DOCUMENTO DE ORIGEM:
────────────────
O primeiro-ministro cabo-verdiano já tinha anunciado em 14 de junho que iria apresentar um Orçamento Retificativo para este ano, devido às consequências económicas da pandemia de covid-19, mas desafiou na altura a oposição a não voltar a chumbar um pedido para alterar o limite do défice.

“Em vários países do mundo houve suspensão temporária dos limites da dívida e do défice orçamental. Em Cabo Verde, precisamos do mesmo tipo de medidas”, afirmou Ulisses Correia e Silva, ao levar à Assembleia Nacional o programa do Governo para a legislatura (2021/2026), antes da aprovação de uma moção de confiança ao executivo.

“Apelo por isso ao PAICV [Partido Africano da Independência de Cabo Verde, oposição] que reconsidere a sua posição que fez chumbar a iniciativa [apresentada em dezembro, para 2021], para desta vez votar favoravelmente, no Orçamento Retificativo que vai ser apresentado, a alteração do limite do défice orçamental previsto na Lei de Bases do Orçamento do Estado”, anunciou.
────────────────
MATERIAL FORNECIDO:
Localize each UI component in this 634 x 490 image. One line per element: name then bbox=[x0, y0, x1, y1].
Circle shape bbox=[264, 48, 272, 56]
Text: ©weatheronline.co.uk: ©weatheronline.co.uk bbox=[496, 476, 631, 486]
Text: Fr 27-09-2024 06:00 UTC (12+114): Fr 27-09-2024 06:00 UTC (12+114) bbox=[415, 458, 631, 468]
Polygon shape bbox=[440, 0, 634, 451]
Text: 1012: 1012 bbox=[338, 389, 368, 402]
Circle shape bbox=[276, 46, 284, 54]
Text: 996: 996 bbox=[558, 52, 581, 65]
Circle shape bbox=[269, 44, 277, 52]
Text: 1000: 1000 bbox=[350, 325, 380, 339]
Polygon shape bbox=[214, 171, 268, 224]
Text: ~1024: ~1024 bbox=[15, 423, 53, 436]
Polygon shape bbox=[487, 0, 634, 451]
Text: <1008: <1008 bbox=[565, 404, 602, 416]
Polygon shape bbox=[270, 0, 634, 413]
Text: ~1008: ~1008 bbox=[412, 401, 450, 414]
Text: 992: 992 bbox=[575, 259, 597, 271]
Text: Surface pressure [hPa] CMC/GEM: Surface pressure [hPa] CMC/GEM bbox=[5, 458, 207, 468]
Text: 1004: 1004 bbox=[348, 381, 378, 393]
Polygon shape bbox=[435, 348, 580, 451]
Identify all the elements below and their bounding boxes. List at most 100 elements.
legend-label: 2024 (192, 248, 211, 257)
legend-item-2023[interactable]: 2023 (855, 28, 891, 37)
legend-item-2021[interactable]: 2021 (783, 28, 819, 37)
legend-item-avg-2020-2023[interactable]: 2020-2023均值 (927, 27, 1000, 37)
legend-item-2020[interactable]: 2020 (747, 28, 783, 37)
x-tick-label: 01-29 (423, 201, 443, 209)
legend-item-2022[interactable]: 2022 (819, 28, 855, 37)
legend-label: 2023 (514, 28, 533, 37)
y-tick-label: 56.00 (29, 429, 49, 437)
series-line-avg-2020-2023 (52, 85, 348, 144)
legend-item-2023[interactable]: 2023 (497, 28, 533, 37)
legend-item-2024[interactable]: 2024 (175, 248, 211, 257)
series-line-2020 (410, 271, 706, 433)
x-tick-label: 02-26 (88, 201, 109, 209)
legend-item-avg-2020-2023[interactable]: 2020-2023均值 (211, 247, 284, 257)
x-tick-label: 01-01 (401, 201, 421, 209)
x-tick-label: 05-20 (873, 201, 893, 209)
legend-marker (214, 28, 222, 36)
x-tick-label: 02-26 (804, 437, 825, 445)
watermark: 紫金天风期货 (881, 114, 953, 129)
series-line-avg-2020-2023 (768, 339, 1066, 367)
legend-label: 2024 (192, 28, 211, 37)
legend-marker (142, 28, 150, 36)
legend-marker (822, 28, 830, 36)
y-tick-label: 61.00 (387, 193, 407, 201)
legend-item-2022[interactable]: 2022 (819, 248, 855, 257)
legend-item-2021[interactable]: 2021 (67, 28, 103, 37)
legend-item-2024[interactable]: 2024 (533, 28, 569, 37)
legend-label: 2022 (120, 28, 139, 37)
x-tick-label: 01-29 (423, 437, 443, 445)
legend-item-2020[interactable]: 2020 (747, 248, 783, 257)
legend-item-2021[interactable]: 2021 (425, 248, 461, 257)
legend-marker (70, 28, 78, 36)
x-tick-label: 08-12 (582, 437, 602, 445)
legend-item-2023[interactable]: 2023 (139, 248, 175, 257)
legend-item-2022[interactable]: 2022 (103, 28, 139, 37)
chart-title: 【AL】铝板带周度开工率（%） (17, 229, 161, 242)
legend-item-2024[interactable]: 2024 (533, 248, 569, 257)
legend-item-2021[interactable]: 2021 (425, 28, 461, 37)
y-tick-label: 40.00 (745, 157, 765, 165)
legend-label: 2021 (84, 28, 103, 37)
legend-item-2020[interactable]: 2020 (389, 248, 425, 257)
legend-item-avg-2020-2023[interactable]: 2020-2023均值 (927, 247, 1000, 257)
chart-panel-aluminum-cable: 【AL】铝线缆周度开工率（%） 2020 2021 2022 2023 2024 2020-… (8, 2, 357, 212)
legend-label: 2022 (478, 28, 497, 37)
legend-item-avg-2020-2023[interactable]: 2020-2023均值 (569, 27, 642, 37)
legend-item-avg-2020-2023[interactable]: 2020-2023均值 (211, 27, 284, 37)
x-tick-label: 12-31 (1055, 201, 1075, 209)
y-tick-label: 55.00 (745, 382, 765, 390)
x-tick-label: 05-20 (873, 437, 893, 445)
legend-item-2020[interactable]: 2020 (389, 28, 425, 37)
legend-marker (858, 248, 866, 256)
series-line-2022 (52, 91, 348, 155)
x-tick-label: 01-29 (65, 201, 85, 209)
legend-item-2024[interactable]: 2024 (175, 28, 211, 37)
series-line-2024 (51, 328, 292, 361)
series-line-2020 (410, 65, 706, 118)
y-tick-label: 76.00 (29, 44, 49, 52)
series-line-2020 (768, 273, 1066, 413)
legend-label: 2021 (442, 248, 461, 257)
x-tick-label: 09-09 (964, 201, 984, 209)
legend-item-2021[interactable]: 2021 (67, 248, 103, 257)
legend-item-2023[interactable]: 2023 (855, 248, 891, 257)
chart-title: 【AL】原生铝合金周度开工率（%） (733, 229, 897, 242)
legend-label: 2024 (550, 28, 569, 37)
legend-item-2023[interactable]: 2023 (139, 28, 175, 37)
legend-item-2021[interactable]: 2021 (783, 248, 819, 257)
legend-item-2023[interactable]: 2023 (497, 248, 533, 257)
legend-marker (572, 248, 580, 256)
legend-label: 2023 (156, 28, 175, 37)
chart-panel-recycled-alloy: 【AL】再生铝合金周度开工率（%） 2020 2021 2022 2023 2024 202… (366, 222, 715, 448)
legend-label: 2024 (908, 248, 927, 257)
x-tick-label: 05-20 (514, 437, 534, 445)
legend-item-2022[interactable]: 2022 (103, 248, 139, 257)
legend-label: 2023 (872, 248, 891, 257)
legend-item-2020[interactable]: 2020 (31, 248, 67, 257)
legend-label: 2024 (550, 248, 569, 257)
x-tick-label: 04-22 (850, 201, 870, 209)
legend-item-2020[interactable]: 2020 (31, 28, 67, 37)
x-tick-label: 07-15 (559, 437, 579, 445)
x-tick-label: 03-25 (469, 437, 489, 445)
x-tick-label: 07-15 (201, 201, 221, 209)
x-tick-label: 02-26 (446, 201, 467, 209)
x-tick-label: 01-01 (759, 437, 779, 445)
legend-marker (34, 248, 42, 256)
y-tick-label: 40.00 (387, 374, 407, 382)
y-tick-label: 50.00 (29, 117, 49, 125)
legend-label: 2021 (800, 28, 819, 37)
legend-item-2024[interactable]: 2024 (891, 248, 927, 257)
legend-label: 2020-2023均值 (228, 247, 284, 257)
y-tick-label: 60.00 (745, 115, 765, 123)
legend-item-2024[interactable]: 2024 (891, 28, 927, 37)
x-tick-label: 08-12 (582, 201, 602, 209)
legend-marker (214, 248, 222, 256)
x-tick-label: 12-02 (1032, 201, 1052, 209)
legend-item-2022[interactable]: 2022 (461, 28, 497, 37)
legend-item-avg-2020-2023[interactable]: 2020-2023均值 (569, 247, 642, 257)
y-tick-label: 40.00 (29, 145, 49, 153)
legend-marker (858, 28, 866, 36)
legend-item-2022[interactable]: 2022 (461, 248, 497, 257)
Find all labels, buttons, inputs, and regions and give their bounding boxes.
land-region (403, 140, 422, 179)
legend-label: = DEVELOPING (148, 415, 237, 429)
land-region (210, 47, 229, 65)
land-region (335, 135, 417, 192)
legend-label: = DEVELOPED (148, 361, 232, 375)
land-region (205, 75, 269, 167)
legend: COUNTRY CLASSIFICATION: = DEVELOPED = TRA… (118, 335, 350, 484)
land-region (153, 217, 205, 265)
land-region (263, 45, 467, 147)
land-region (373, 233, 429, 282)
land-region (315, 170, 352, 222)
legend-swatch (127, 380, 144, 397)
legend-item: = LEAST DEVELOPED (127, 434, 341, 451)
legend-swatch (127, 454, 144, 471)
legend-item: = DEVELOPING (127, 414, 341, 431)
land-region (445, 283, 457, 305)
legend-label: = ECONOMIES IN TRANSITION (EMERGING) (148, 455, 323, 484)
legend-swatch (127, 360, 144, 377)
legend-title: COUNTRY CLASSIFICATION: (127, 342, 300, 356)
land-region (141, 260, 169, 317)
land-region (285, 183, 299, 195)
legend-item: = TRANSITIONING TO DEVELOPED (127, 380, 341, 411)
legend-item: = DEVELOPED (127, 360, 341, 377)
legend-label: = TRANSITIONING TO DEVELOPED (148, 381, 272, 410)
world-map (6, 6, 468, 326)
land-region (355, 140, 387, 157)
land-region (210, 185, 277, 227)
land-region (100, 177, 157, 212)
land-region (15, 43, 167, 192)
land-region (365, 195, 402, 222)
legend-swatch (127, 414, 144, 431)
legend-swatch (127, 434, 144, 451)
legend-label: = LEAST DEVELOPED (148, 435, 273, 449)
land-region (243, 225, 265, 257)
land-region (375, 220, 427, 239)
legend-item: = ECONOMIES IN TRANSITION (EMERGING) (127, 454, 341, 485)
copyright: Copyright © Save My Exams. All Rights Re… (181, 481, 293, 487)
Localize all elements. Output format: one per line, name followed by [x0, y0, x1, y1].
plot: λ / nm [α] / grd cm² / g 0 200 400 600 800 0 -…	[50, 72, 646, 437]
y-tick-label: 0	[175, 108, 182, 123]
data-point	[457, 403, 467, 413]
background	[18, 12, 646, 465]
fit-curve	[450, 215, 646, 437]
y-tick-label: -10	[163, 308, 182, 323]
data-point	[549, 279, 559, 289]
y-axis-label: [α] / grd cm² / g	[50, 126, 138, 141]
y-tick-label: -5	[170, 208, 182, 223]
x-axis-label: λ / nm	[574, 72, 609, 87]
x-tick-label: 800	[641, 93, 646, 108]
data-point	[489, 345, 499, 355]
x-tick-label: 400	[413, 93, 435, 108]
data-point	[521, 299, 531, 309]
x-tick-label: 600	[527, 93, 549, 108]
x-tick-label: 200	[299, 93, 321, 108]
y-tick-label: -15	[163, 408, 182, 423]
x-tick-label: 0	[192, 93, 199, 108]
────────────────
COMO FAZER:
No texto sobre o Orçamento Retificativo de Cabo Verde, reescreva de forma mais breve o parágrafo que começa por "O primeiro-ministro cabo-verdiano já tinha anunciado", mantendo os seus factos principais. O material provém de outra fonte.

EXERCÍCIO RESOLVIDO:
Em 14 de junho, o primeiro-ministro cabo-verdiano anunciou que apresentaria um Orçamento Retificativo para este ano, devido às consequências económicas da pandemia de covid-19, e desafiou a oposição a não voltar a chumbar um pedido de alteração do limite do défice.